What you are asked to do
All lines holding the string "content" should be copied from the data below.

Task data
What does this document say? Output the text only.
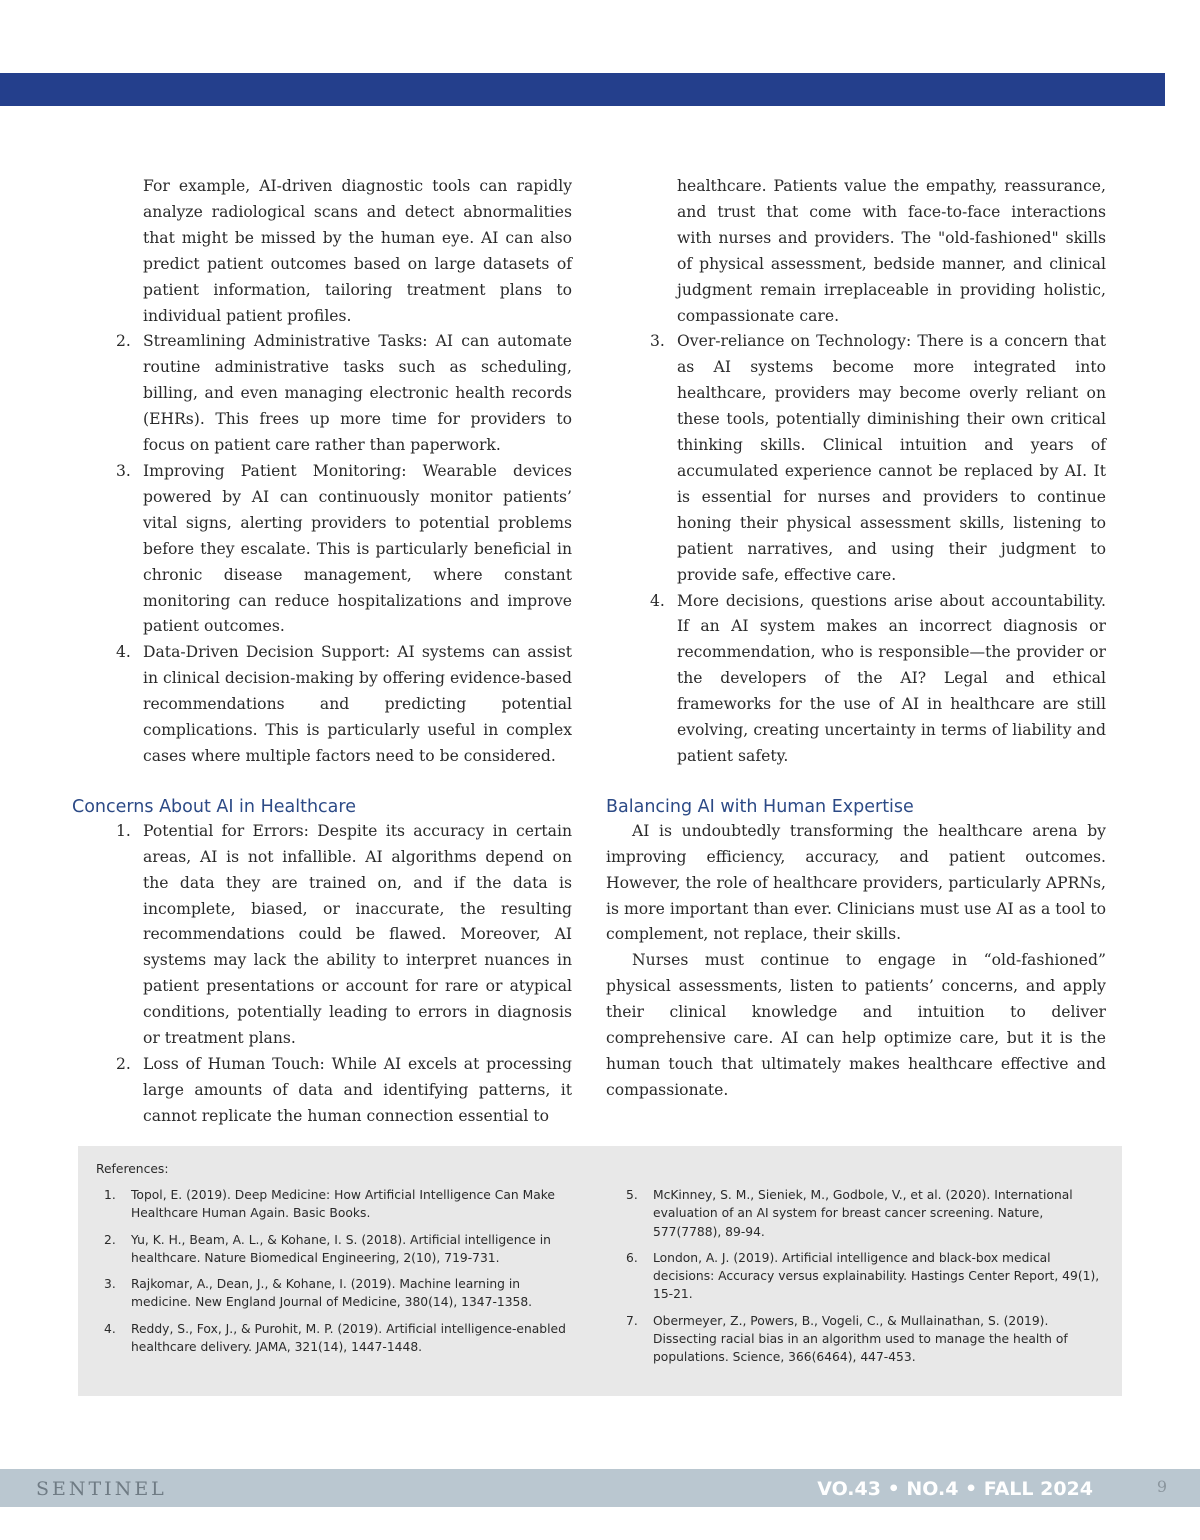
For example, AI-driven diagnostic tools can rapidly analyze radiological scans and detect abnormalities that might be missed by the human eye. AI can also predict patient outcomes based on large datasets of patient information, tailoring treatment plans to individual patient profiles.
2. Streamlining Administrative Tasks: AI can automate routine administrative tasks such as scheduling, billing, and even managing electronic health records (EHRs). This frees up more time for providers to focus on patient care rather than paperwork.
3. Improving Patient Monitoring: Wearable devices powered by AI can continuously monitor patients’ vital signs, alerting providers to potential problems before they escalate. This is particularly beneficial in chronic disease management, where constant monitoring can reduce hospitalizations and improve patient outcomes.
4. Data-Driven Decision Support: AI systems can assist in clinical decision-making by offering evidence-based recommendations and predicting potential complications. This is particularly useful in complex cases where multiple factors need to be considered.
Concerns About AI in Healthcare
1. Potential for Errors: Despite its accuracy in certain areas, AI is not infallible. AI algorithms depend on the data they are trained on, and if the data is incomplete, biased, or inaccurate, the resulting recommendations could be flawed. Moreover, AI systems may lack the ability to interpret nuances in patient presentations or account for rare or atypical conditions, potentially leading to errors in diagnosis or treatment plans.
2. Loss of Human Touch: While AI excels at processing large amounts of data and identifying patterns, it cannot replicate the human connection essential to
healthcare. Patients value the empathy, reassurance, and trust that come with face-to-face interactions with nurses and providers. The "old-fashioned" skills of physical assessment, bedside manner, and clinical judgment remain irreplaceable in providing holistic, compassionate care.
3. Over-reliance on Technology: There is a concern that as AI systems become more integrated into healthcare, providers may become overly reliant on these tools, potentially diminishing their own critical thinking skills. Clinical intuition and years of accumulated experience cannot be replaced by AI. It is essential for nurses and providers to continue honing their physical assessment skills, listening to patient narratives, and using their judgment to provide safe, effective care.
4. More decisions, questions arise about accountability. If an AI system makes an incorrect diagnosis or recommendation, who is responsible—the provider or the developers of the AI? Legal and ethical frameworks for the use of AI in healthcare are still evolving, creating uncertainty in terms of liability and patient safety.
Balancing AI with Human Expertise

AI is undoubtedly transforming the healthcare arena by improving efficiency, accuracy, and patient outcomes. However, the role of healthcare providers, particularly APRNs, is more important than ever. Clinicians must use AI as a tool to complement, not replace, their skills.

Nurses must continue to engage in “old-fashioned” physical assessments, listen to patients’ concerns, and apply their clinical knowledge and intuition to deliver comprehensive care. AI can help optimize care, but it is the human touch that ultimately makes healthcare effective and compassionate.

References:
1. Topol, E. (2019). Deep Medicine: How Artificial Intelligence Can Make Healthcare Human Again. Basic Books.
2. Yu, K. H., Beam, A. L., & Kohane, I. S. (2018). Artificial intelligence in healthcare. Nature Biomedical Engineering, 2(10), 719-731.
3. Rajkomar, A., Dean, J., & Kohane, I. (2019). Machine learning in medicine. New England Journal of Medicine, 380(14), 1347-1358.
4. Reddy, S., Fox, J., & Purohit, M. P. (2019). Artificial intelligence-enabled healthcare delivery. JAMA, 321(14), 1447-1448.
5. McKinney, S. M., Sieniek, M., Godbole, V., et al. (2020). International evaluation of an AI system for breast cancer screening. Nature, 577(7788), 89-94.
6. London, A. J. (2019). Artificial intelligence and black-box medical decisions: Accuracy versus explainability. Hastings Center Report, 49(1), 15-21.
7. Obermeyer, Z., Powers, B., Vogeli, C., & Mullainathan, S. (2019). Dissecting racial bias in an algorithm used to manage the health of populations. Science, 366(6464), 447-453.
SENTINEL	VO.43 • NO.4 • FALL 2024	9
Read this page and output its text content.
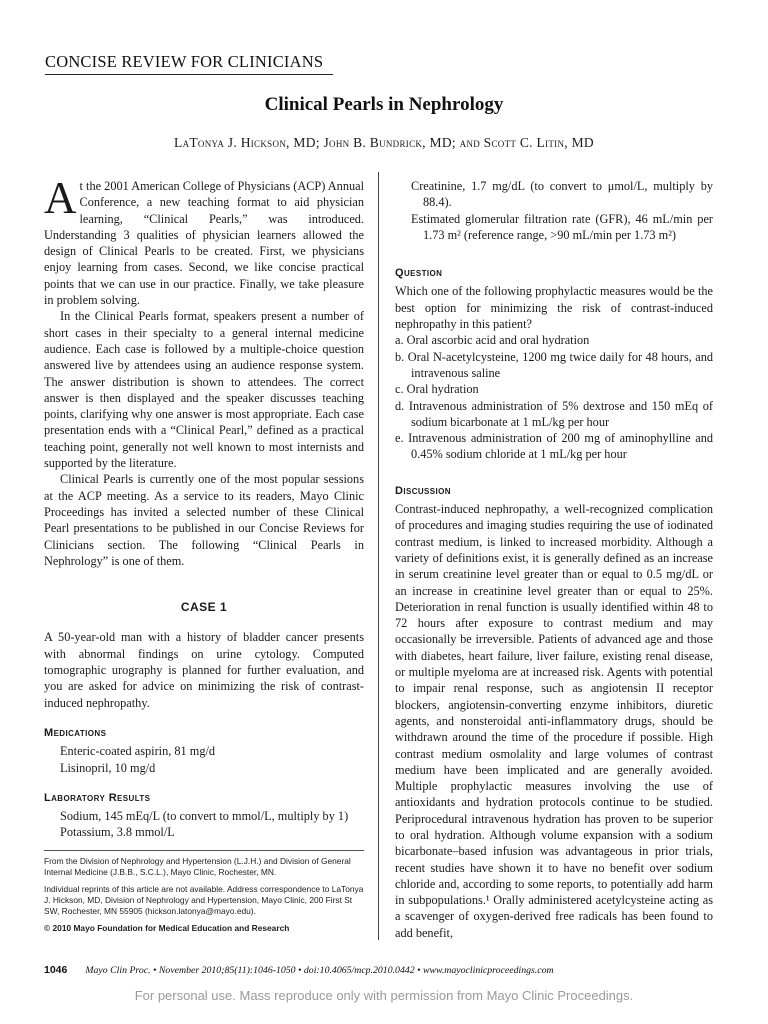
CONCISE REVIEW FOR CLINICIANS
Clinical Pearls in Nephrology
LaTonya J. Hickson, MD; John B. Bundrick, MD; and Scott C. Litin, MD

At the 2001 American College of Physicians (ACP) Annual Conference, a new teaching format to aid physician learning, “Clinical Pearls,” was introduced. Understanding 3 qualities of physician learners allowed the design of Clinical Pearls to be created. First, we physicians enjoy learning from cases. Second, we like concise practical points that we can use in our practice. Finally, we take pleasure in problem solving.

In the Clinical Pearls format, speakers present a number of short cases in their specialty to a general internal medicine audience. Each case is followed by a multiple-choice question answered live by attendees using an audience response system. The answer distribution is shown to attendees. The correct answer is then displayed and the speaker discusses teaching points, clarifying why one answer is most appropriate. Each case presentation ends with a “Clinical Pearl,” defined as a practical teaching point, generally not well known to most internists and supported by the literature.

Clinical Pearls is currently one of the most popular sessions at the ACP meeting. As a service to its readers, Mayo Clinic Proceedings has invited a selected number of these Clinical Pearl presentations to be published in our Concise Reviews for Clinicians section. The following “Clinical Pearls in Nephrology” is one of them.

CASE 1

A 50-year-old man with a history of bladder cancer presents with abnormal findings on urine cytology. Computed tomographic urography is planned for further evaluation, and you are asked for advice on minimizing the risk of contrast-induced nephropathy.

Medications
Enteric-coated aspirin, 81 mg/d
Lisinopril, 10 mg/d
Laboratory Results
Sodium, 145 mEq/L (to convert to mmol/L, multiply by 1)
Potassium, 3.8 mmol/L
Creatinine, 1.7 mg/dL (to convert to μmol/L, multiply by 88.4).
Estimated glomerular filtration rate (GFR), 46 mL/min per 1.73 m² (reference range, >90 mL/min per 1.73 m²)
Question

Which one of the following prophylactic measures would be the best option for minimizing the risk of contrast-induced nephropathy in this patient?

a. Oral ascorbic acid and oral hydration
b. Oral N-acetylcysteine, 1200 mg twice daily for 48 hours, and intravenous saline
c. Oral hydration
d. Intravenous administration of 5% dextrose and 150 mEq of sodium bicarbonate at 1 mL/kg per hour
e. Intravenous administration of 200 mg of aminophylline and 0.45% sodium chloride at 1 mL/kg per hour
Discussion

Contrast-induced nephropathy, a well-recognized complication of procedures and imaging studies requiring the use of iodinated contrast medium, is linked to increased morbidity. Although a variety of definitions exist, it is generally defined as an increase in serum creatinine level greater than or equal to 0.5 mg/dL or an increase in creatinine level greater than or equal to 25%. Deterioration in renal function is usually identified within 48 to 72 hours after exposure to contrast medium and may occasionally be irreversible. Patients of advanced age and those with diabetes, heart failure, liver failure, existing renal disease, or multiple myeloma are at increased risk. Agents with potential to impair renal response, such as angiotensin II receptor blockers, angiotensin-converting enzyme inhibitors, diuretic agents, and nonsteroidal anti-inflammatory drugs, should be withdrawn around the time of the procedure if possible. High contrast medium osmolality and large volumes of contrast medium have been implicated and are generally avoided. Multiple prophylactic measures involving the use of antioxidants and hydration protocols continue to be studied. Periprocedural intravenous hydration has proven to be superior to oral hydration. Although volume expansion with a sodium bicarbonate–based infusion was advantageous in prior trials, recent studies have shown it to have no benefit over sodium chloride and, according to some reports, to potentially add harm in subpopulations.¹ Orally administered acetylcysteine acting as a scavenger of oxygen-derived free radicals has been found to add benefit,

From the Division of Nephrology and Hypertension (L.J.H.) and Division of General Internal Medicine (J.B.B., S.C.L.), Mayo Clinic, Rochester, MN.

Individual reprints of this article are not available. Address correspondence to LaTonya J. Hickson, MD, Division of Nephrology and Hypertension, Mayo Clinic, 200 First St SW, Rochester, MN 55905 (hickson.latonya@mayo.edu).

© 2010 Mayo Foundation for Medical Education and Research

1046 Mayo Clin Proc. • November 2010;85(11):1046-1050 • doi:10.4065/mcp.2010.0442 • www.mayoclinicproceedings.com
For personal use. Mass reproduce only with permission from Mayo Clinic Proceedings.
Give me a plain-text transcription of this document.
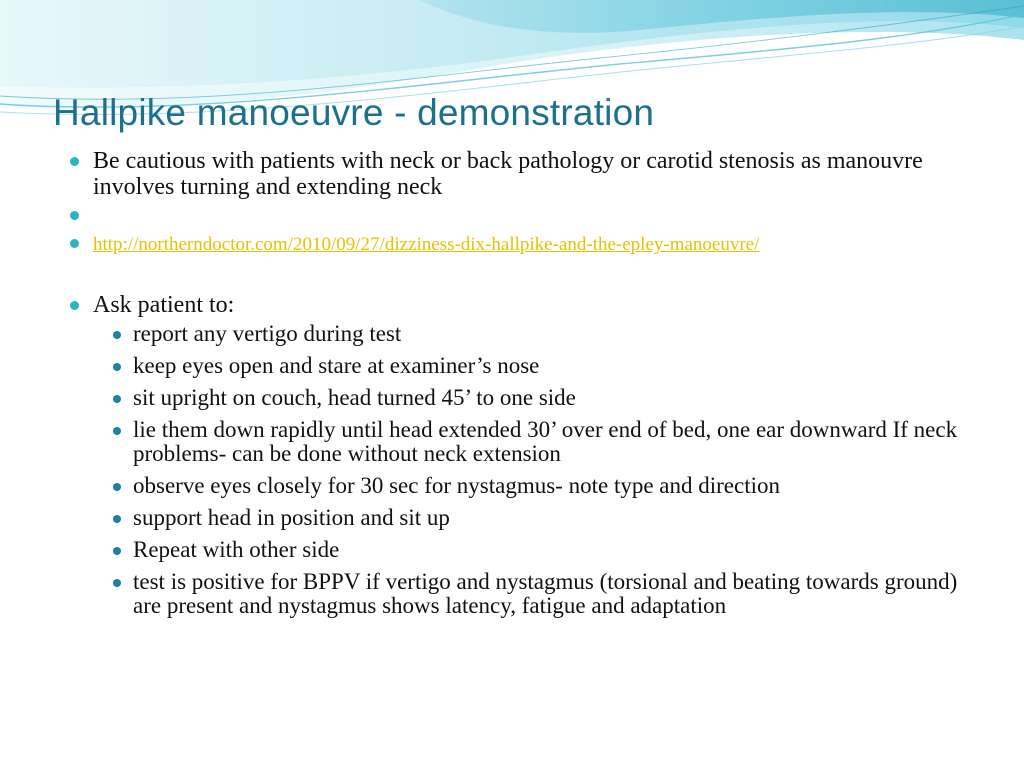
Hallpike manoeuvre - demonstration
Be cautious with patients with neck or back pathology or carotid stenosis as manouvre involves turning and extending neck
http://northerndoctor.com/2010/09/27/dizziness-dix-hallpike-and-the-epley-manoeuvre/
Ask patient to:
report any vertigo during test
keep eyes open and stare at examiner’s nose
sit upright on couch, head turned 45’ to one side
lie them down rapidly until head extended 30’ over end of bed, one ear downward If neck problems- can be done without neck extension
observe eyes closely for 30 sec for nystagmus- note type and direction
support head in position and sit up
Repeat with other side
test is positive for BPPV if vertigo and nystagmus (torsional and beating towards ground) are present and nystagmus shows latency, fatigue and adaptation
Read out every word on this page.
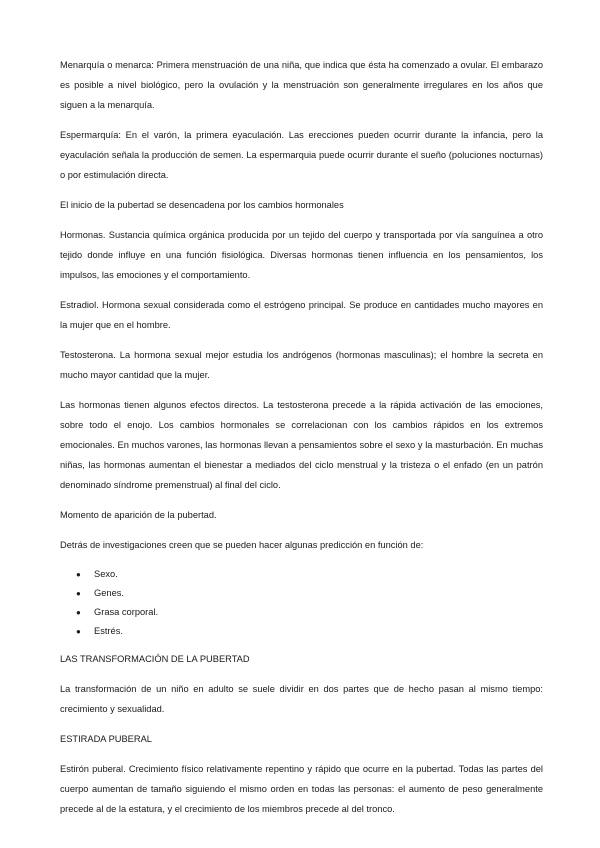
Menarquía o menarca: Primera menstruación de una niña, que indica que ésta ha comenzado a ovular. El embarazo es posible a nivel biológico, pero la ovulación y la menstruación son generalmente irregulares en los años que siguen a la menarquía.

Espermarquía: En el varón, la primera eyaculación. Las erecciones pueden ocurrir durante la infancia, pero la eyaculación señala la producción de semen. La espermarquia puede ocurrir durante el sueño (poluciones nocturnas) o por estimulación directa.

El inicio de la pubertad se desencadena por los cambios hormonales

Hormonas. Sustancia química orgánica producida por un tejido del cuerpo y transportada por vía sanguínea a otro tejido donde influye en una función fisiológica. Diversas hormonas tienen influencia en los pensamientos, los impulsos, las emociones y el comportamiento.

Estradiol. Hormona sexual considerada como el estrógeno principal. Se produce en cantidades mucho mayores en la mujer que en el hombre.

Testosterona. La hormona sexual mejor estudia los andrógenos (hormonas masculinas); el hombre la secreta en mucho mayor cantidad que la mujer.

Las hormonas tienen algunos efectos directos. La testosterona precede a la rápida activación de las emociones, sobre todo el enojo. Los cambios hormonales se correlacionan con los cambios rápidos en los extremos emocionales. En muchos varones, las hormonas llevan a pensamientos sobre el sexo y la masturbación. En muchas niñas, las hormonas aumentan el bienestar a mediados del ciclo menstrual y la tristeza o el enfado (en un patrón denominado síndrome premenstrual) al final del ciclo.

Momento de aparición de la pubertad.

Detrás de investigaciones creen que se pueden hacer algunas predicción en función de:

● Sexo.
● Genes.
● Grasa corporal.
● Estrés.

LAS TRANSFORMACIÓN DE LA PUBERTAD

La transformación de un niño en adulto se suele dividir en dos partes que de hecho pasan al mismo tiempo: crecimiento y sexualidad.

ESTIRADA PUBERAL

Estirón puberal. Crecimiento físico relativamente repentino y rápido que ocurre en la pubertad. Todas las partes del cuerpo aumentan de tamaño siguiendo el mismo orden en todas las personas: el aumento de peso generalmente precede al de la estatura, y el crecimiento de los miembros precede al del tronco.
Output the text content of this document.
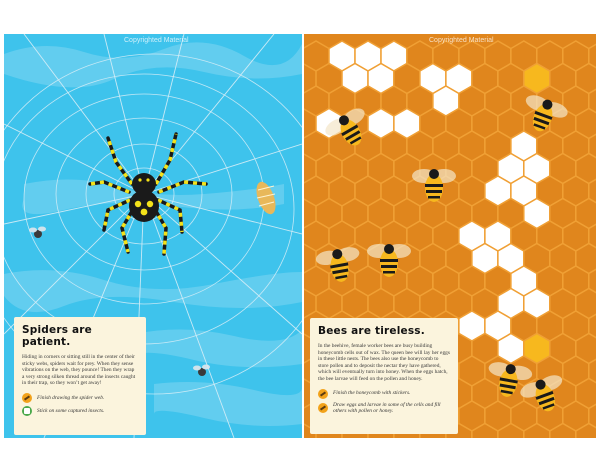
Copyrighted Material
Spiders are patient.
Hiding in corners or sitting still in the center of their sticky webs, spiders wait for prey. When they sense vibrations on the web, they pounce! Then they wrap a very strong silken thread around the insects caught in their trap, so they won’t get away!
Finish drawing the spider web.
Stick on some captured insects.
Copyrighted Material
Bees are tireless.
In the beehive, female worker bees are busy building honeycomb cells out of wax. The queen bee will lay her eggs in these little nests. The bees also use the honeycomb to store pollen and to deposit the nectar they have gathered, which will eventually turn into honey. When the eggs hatch, the bee larvae will feed on the pollen and honey.
Finish the honeycomb with stickers.
Draw eggs and larvae in some of the cells and fill others with pollen or honey.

Solved exercise
Read this page and output its text content.
Output the text content of this document.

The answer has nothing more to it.